■ Exercise:
Your task is to repeat all of the material exactly.

■ Records for this exercise:

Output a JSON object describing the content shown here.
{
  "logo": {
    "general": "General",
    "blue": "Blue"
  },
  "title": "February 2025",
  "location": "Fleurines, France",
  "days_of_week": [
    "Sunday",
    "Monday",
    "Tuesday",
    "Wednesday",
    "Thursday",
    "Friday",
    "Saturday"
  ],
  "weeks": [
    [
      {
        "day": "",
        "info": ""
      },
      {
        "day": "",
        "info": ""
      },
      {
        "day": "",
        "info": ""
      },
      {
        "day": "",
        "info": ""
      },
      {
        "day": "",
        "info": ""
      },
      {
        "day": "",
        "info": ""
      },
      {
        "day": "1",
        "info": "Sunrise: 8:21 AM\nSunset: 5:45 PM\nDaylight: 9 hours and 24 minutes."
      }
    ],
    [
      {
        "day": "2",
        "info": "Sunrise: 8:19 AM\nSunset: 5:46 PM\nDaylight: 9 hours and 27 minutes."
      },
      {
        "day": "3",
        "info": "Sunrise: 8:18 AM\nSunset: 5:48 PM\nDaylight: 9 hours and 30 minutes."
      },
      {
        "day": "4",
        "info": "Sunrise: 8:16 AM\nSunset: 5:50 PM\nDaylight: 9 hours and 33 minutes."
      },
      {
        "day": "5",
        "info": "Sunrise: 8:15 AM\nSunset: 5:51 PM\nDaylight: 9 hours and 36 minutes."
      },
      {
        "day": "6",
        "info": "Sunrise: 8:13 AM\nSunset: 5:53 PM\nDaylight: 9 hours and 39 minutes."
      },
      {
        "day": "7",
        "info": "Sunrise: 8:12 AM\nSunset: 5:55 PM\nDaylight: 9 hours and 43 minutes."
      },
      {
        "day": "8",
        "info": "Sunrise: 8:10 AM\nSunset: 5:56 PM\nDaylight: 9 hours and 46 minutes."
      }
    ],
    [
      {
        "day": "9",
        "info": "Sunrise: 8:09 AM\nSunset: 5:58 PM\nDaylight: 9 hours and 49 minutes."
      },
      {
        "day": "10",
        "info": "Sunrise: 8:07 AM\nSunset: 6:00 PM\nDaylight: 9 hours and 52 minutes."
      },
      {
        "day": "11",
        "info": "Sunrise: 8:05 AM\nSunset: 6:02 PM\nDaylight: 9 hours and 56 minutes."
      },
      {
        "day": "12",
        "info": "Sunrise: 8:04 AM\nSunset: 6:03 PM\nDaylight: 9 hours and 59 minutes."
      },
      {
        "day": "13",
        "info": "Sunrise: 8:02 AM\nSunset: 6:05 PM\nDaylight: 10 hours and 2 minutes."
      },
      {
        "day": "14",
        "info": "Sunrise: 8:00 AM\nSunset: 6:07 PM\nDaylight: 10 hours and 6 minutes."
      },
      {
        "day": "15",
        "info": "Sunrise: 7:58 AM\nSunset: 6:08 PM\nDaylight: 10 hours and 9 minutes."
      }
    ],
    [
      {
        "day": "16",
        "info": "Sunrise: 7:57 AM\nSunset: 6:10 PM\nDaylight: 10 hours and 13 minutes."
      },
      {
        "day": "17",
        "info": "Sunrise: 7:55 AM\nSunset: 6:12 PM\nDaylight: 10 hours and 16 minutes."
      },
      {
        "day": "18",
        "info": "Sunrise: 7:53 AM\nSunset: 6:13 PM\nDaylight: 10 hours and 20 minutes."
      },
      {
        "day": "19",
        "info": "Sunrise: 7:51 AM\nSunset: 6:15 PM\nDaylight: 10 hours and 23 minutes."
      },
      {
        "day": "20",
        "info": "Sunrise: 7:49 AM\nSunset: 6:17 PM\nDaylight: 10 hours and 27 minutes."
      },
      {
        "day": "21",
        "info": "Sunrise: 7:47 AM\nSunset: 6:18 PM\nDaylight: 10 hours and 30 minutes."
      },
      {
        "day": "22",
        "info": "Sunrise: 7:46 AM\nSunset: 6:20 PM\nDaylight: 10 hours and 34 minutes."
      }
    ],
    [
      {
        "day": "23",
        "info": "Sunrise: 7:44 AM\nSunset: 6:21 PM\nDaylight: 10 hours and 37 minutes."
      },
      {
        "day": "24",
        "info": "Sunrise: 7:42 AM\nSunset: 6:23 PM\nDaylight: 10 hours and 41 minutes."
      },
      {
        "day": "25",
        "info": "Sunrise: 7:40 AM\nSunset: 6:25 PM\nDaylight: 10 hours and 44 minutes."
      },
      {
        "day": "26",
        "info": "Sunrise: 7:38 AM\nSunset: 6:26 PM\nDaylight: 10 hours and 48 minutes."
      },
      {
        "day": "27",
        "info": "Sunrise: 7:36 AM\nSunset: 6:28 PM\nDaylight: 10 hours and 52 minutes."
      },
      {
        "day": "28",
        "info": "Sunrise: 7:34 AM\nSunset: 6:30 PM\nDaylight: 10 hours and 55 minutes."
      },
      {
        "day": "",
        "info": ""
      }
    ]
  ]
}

■ Output:
Output a JSON object describing the content shown here.
{
  "logo": {
    "general": "General",
    "blue": "Blue"
  },
  "title": "February 2025",
  "location": "Fleurines, France",
  "days_of_week": [
    "Sunday",
    "Monday",
    "Tuesday",
    "Wednesday",
    "Thursday",
    "Friday",
    "Saturday"
  ],
  "weeks": [
    [
      {
        "day": "",
        "info": ""
      },
      {
        "day": "",
        "info": ""
      },
      {
        "day": "",
        "info": ""
      },
      {
        "day": "",
        "info": ""
      },
      {
        "day": "",
        "info": ""
      },
      {
        "day": "",
        "info": ""
      },
      {
        "day": "1",
        "info": "Sunrise: 8:21 AM\nSunset: 5:45 PM\nDaylight: 9 hours and 24 minutes."
      }
    ],
    [
      {
        "day": "2",
        "info": "Sunrise: 8:19 AM\nSunset: 5:46 PM\nDaylight: 9 hours and 27 minutes."
      },
      {
        "day": "3",
        "info": "Sunrise: 8:18 AM\nSunset: 5:48 PM\nDaylight: 9 hours and 30 minutes."
      },
      {
        "day": "4",
        "info": "Sunrise: 8:16 AM\nSunset: 5:50 PM\nDaylight: 9 hours and 33 minutes."
      },
      {
        "day": "5",
        "info": "Sunrise: 8:15 AM\nSunset: 5:51 PM\nDaylight: 9 hours and 36 minutes."
      },
      {
        "day": "6",
        "info": "Sunrise: 8:13 AM\nSunset: 5:53 PM\nDaylight: 9 hours and 39 minutes."
      },
      {
        "day": "7",
        "info": "Sunrise: 8:12 AM\nSunset: 5:55 PM\nDaylight: 9 hours and 43 minutes."
      },
      {
        "day": "8",
        "info": "Sunrise: 8:10 AM\nSunset: 5:56 PM\nDaylight: 9 hours and 46 minutes."
      }
    ],
    [
      {
        "day": "9",
        "info": "Sunrise: 8:09 AM\nSunset: 5:58 PM\nDaylight: 9 hours and 49 minutes."
      },
      {
        "day": "10",
        "info": "Sunrise: 8:07 AM\nSunset: 6:00 PM\nDaylight: 9 hours and 52 minutes."
      },
      {
        "day": "11",
        "info": "Sunrise: 8:05 AM\nSunset: 6:02 PM\nDaylight: 9 hours and 56 minutes."
      },
      {
        "day": "12",
        "info": "Sunrise: 8:04 AM\nSunset: 6:03 PM\nDaylight: 9 hours and 59 minutes."
      },
      {
        "day": "13",
        "info": "Sunrise: 8:02 AM\nSunset: 6:05 PM\nDaylight: 10 hours and 2 minutes."
      },
      {
        "day": "14",
        "info": "Sunrise: 8:00 AM\nSunset: 6:07 PM\nDaylight: 10 hours and 6 minutes."
      },
      {
        "day": "15",
        "info": "Sunrise: 7:58 AM\nSunset: 6:08 PM\nDaylight: 10 hours and 9 minutes."
      }
    ],
    [
      {
        "day": "16",
        "info": "Sunrise: 7:57 AM\nSunset: 6:10 PM\nDaylight: 10 hours and 13 minutes."
      },
      {
        "day": "17",
        "info": "Sunrise: 7:55 AM\nSunset: 6:12 PM\nDaylight: 10 hours and 16 minutes."
      },
      {
        "day": "18",
        "info": "Sunrise: 7:53 AM\nSunset: 6:13 PM\nDaylight: 10 hours and 20 minutes."
      },
      {
        "day": "19",
        "info": "Sunrise: 7:51 AM\nSunset: 6:15 PM\nDaylight: 10 hours and 23 minutes."
      },
      {
        "day": "20",
        "info": "Sunrise: 7:49 AM\nSunset: 6:17 PM\nDaylight: 10 hours and 27 minutes."
      },
      {
        "day": "21",
        "info": "Sunrise: 7:47 AM\nSunset: 6:18 PM\nDaylight: 10 hours and 30 minutes."
      },
      {
        "day": "22",
        "info": "Sunrise: 7:46 AM\nSunset: 6:20 PM\nDaylight: 10 hours and 34 minutes."
      }
    ],
    [
      {
        "day": "23",
        "info": "Sunrise: 7:44 AM\nSunset: 6:21 PM\nDaylight: 10 hours and 37 minutes."
      },
      {
        "day": "24",
        "info": "Sunrise: 7:42 AM\nSunset: 6:23 PM\nDaylight: 10 hours and 41 minutes."
      },
      {
        "day": "25",
        "info": "Sunrise: 7:40 AM\nSunset: 6:25 PM\nDaylight: 10 hours and 44 minutes."
      },
      {
        "day": "26",
        "info": "Sunrise: 7:38 AM\nSunset: 6:26 PM\nDaylight: 10 hours and 48 minutes."
      },
      {
        "day": "27",
        "info": "Sunrise: 7:36 AM\nSunset: 6:28 PM\nDaylight: 10 hours and 52 minutes."
      },
      {
        "day": "28",
        "info": "Sunrise: 7:34 AM\nSunset: 6:30 PM\nDaylight: 10 hours and 55 minutes."
      },
      {
        "day": "",
        "info": ""
      }
    ]
  ]
}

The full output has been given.